> **Objective**: Which lines in the records below contain the word "ekstern"? Copy each of them.
■ ■ ■ ■ ■
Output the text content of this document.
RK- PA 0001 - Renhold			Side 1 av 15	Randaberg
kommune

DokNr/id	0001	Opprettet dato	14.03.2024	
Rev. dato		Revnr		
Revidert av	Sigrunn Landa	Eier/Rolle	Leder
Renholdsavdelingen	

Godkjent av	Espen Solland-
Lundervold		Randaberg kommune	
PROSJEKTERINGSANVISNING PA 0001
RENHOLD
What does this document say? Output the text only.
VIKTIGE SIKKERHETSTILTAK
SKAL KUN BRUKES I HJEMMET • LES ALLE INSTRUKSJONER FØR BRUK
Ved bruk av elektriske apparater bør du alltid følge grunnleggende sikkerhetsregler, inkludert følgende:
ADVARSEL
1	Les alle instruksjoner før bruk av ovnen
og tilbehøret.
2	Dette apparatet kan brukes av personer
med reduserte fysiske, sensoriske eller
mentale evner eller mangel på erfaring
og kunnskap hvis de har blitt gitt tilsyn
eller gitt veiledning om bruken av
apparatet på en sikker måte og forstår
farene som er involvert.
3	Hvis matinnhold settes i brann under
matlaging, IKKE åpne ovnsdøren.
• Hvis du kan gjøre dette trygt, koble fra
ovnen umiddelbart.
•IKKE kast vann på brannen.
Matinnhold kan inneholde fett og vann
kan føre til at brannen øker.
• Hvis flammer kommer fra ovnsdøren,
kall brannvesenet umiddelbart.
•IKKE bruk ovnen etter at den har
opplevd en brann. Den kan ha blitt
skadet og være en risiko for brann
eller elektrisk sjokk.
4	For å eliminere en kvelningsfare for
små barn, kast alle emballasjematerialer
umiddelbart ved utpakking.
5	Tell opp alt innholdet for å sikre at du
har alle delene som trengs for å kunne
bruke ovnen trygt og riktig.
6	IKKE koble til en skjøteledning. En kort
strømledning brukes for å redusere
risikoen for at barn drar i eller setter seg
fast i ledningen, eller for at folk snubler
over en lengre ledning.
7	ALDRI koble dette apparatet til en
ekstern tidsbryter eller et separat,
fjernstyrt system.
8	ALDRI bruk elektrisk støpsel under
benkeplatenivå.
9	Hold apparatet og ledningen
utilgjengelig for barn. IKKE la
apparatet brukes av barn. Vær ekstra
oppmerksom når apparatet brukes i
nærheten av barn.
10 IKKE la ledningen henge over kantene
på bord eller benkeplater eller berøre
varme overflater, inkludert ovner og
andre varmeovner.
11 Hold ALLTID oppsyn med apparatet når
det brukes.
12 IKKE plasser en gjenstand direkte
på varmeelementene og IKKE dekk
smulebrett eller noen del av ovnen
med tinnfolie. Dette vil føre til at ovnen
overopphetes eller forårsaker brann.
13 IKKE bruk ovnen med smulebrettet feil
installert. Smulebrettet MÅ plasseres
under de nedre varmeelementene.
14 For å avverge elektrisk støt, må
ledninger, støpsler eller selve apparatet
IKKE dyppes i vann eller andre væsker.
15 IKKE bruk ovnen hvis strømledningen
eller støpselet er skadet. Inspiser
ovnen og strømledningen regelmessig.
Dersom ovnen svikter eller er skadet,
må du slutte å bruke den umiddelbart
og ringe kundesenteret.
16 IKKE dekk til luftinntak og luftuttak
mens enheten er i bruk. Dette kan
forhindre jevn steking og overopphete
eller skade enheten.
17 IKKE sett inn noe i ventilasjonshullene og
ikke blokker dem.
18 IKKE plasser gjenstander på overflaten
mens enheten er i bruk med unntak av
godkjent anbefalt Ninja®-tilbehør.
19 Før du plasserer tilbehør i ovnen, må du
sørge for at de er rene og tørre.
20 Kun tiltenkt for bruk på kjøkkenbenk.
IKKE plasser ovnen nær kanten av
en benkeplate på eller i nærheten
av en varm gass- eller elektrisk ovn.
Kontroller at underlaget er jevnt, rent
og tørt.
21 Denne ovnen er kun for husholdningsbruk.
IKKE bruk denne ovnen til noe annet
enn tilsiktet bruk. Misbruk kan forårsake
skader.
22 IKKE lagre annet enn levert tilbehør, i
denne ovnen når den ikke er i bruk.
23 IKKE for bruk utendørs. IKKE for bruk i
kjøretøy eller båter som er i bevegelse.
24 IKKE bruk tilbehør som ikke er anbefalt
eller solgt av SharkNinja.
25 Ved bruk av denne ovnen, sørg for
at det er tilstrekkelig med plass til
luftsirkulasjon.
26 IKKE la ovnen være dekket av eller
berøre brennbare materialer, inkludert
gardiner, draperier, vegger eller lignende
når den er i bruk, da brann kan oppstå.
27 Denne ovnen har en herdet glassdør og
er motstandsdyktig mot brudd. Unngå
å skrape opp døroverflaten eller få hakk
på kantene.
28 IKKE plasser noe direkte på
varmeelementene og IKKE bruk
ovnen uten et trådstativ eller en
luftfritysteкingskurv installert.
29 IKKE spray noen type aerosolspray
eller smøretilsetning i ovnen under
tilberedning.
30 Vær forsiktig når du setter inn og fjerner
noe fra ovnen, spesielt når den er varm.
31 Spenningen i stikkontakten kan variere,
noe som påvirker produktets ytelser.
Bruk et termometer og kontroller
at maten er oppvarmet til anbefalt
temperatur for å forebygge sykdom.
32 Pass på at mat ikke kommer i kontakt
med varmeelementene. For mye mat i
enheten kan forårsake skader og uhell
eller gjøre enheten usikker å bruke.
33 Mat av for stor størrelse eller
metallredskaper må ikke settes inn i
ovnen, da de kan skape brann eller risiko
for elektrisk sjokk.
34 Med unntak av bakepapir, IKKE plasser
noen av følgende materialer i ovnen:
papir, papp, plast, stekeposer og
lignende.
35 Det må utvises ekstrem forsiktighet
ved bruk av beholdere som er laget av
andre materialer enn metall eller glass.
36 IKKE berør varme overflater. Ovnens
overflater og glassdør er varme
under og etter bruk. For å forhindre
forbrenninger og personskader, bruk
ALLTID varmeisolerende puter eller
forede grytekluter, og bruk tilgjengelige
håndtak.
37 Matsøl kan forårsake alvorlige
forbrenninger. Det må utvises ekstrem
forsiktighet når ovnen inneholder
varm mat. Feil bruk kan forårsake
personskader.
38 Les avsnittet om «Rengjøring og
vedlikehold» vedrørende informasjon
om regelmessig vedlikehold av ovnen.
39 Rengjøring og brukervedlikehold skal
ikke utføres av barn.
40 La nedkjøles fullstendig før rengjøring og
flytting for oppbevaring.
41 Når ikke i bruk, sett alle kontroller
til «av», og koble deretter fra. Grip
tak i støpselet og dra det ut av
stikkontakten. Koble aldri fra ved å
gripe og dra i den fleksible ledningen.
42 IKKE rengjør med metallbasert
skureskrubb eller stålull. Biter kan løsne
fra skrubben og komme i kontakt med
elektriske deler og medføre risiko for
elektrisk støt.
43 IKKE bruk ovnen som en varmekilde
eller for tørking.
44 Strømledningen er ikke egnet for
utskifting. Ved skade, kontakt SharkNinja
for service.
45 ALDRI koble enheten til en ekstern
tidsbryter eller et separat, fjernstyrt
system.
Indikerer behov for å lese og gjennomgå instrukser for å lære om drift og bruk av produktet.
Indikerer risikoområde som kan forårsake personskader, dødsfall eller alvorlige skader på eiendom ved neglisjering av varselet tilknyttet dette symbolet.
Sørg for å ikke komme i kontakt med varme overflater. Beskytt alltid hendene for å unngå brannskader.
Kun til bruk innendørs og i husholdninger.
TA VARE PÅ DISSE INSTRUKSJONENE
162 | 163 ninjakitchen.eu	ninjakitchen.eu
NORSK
■ ■ ■ ■ ■
> **Worked answer**:
ekstern tidsbryter eller et separat,
45 ALDRI koble enheten til en ekstern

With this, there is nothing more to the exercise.